__MATERIAL TO PROCESS__.
Begin

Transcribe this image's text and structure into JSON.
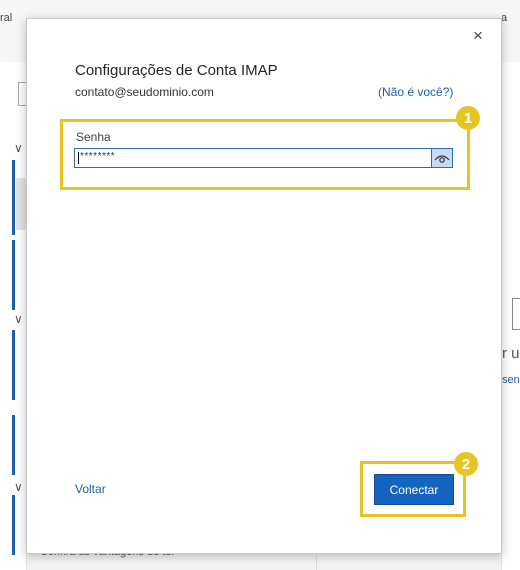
{
  "background": {
    "ribbon_left_fragment": "ral",
    "ribbon_right_fragment": "a",
    "right_panel_fragment_1": "r u",
    "right_panel_fragment_2": "sen",
    "bottom_left_text": "Confira as vantagens de ter"
  },
  "dialog": {
    "title": "Configurações de Conta IMAP",
    "email": "contato@seudominio.com",
    "not_you_link": "(Não é você?)",
    "password_label": "Senha",
    "password_value": "********",
    "back_link": "Voltar",
    "connect_button": "Conectar",
    "close_glyph": "×"
  },
  "annotations": {
    "badge_1": "1",
    "badge_2": "2",
    "highlight_color": "#e8c423"
  },
  "colors": {
    "accent_blue": "#1565c0",
    "link_blue": "#1f5fa6"
  },
  "icons": {
    "close": "close-icon",
    "show_password": "eye-icon",
    "envelope": "envelope-icon",
    "chevron": "chevron-down-icon"
  }
}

End

Repeat the preceding records precisely, and leave every picture out of the copy.

Transcribe this image's text and structure into JSON.
{
  "background": {
    "ribbon_left_fragment": "ral",
    "ribbon_right_fragment": "a",
    "right_panel_fragment_1": "r u",
    "right_panel_fragment_2": "sen",
    "bottom_left_text": "Confira as vantagens de ter"
  },
  "dialog": {
    "title": "Configurações de Conta IMAP",
    "email": "contato@seudominio.com",
    "not_you_link": "(Não é você?)",
    "password_label": "Senha",
    "password_value": "********",
    "back_link": "Voltar",
    "connect_button": "Conectar",
    "close_glyph": "×"
  },
  "annotations": {
    "badge_1": "1",
    "badge_2": "2",
    "highlight_color": "#e8c423"
  },
  "colors": {
    "accent_blue": "#1565c0",
    "link_blue": "#1f5fa6"
  },
  "icons": {
    "close": "close-icon",
    "show_password": "eye-icon",
    "envelope": "envelope-icon",
    "chevron": "chevron-down-icon"
  }
}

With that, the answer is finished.